-- Required task --
What lines of the data hold the string "FFFFFF"? Pull each one out.

[Figure record listings]
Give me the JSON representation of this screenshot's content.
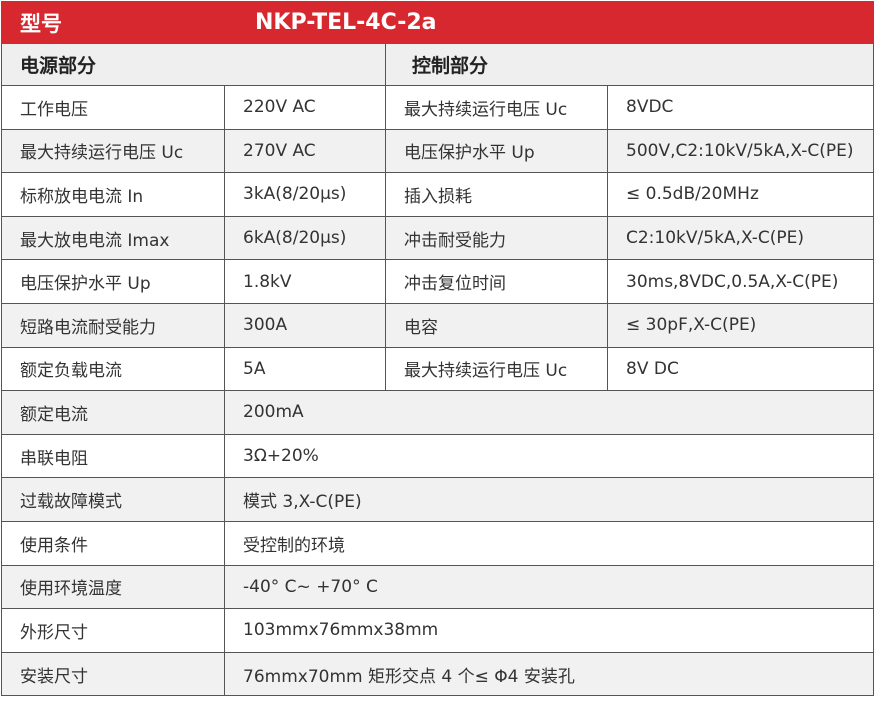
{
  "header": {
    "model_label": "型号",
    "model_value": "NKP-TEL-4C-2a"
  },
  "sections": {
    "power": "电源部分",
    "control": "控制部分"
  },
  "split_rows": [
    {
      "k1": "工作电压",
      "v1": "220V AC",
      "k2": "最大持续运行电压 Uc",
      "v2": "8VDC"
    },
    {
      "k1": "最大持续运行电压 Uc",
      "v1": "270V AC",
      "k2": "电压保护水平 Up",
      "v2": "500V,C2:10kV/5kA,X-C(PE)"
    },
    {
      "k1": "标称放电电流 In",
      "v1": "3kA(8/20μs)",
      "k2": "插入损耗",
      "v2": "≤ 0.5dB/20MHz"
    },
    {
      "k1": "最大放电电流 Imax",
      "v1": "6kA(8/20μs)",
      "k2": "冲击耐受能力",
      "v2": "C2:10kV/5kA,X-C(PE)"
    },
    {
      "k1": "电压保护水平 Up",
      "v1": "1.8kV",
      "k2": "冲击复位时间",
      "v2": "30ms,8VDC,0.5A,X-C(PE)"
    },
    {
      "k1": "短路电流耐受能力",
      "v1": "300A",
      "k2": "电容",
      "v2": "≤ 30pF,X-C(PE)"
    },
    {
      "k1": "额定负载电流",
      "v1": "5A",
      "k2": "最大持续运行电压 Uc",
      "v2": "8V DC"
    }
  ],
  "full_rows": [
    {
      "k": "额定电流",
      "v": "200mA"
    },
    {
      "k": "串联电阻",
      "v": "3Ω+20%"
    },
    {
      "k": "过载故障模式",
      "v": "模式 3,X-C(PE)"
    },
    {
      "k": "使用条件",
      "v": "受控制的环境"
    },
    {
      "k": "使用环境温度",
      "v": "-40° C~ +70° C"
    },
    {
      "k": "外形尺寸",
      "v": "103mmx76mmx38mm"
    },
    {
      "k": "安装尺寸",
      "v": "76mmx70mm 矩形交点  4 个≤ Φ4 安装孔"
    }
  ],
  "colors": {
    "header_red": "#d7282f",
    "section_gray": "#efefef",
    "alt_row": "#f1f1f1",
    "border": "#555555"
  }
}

--

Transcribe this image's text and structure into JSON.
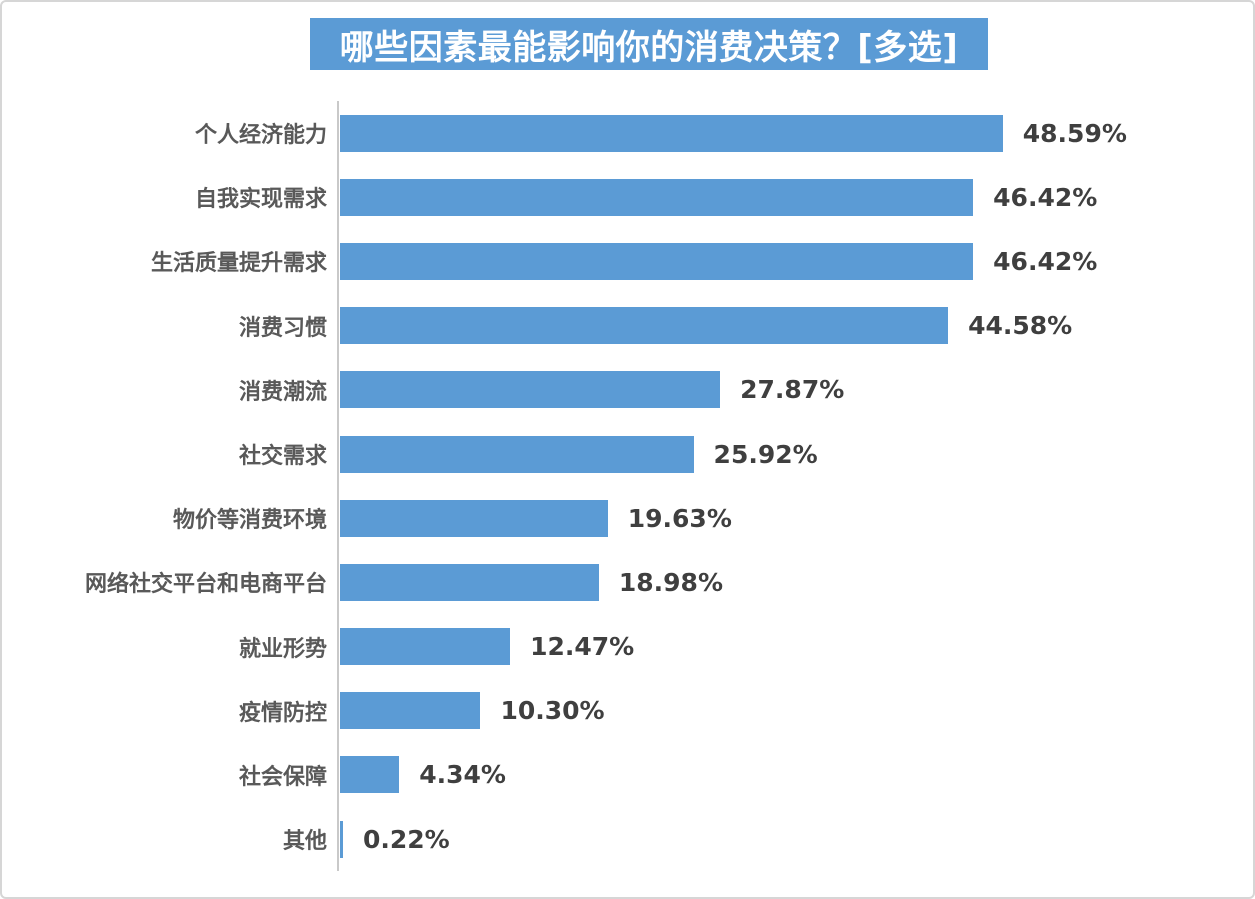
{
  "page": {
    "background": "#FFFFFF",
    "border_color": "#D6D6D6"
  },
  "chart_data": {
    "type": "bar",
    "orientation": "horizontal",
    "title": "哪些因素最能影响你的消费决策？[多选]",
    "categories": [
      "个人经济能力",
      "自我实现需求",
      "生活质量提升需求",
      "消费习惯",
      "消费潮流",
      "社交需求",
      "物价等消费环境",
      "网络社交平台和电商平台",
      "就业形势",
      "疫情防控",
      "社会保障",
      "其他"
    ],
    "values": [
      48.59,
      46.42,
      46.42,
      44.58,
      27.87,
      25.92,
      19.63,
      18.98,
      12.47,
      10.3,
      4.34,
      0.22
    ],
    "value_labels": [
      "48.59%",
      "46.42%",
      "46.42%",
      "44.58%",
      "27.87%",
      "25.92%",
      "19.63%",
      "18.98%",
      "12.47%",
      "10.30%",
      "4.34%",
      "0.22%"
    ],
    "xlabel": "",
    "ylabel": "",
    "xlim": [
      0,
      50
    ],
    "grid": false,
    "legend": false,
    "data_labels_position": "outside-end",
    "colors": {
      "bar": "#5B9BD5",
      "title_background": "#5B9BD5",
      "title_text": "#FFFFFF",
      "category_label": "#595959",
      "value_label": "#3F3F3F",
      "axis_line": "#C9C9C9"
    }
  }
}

-- Response to the exercise --
    "background": "#FFFFFF",
      "title_text": "#FFFFFF",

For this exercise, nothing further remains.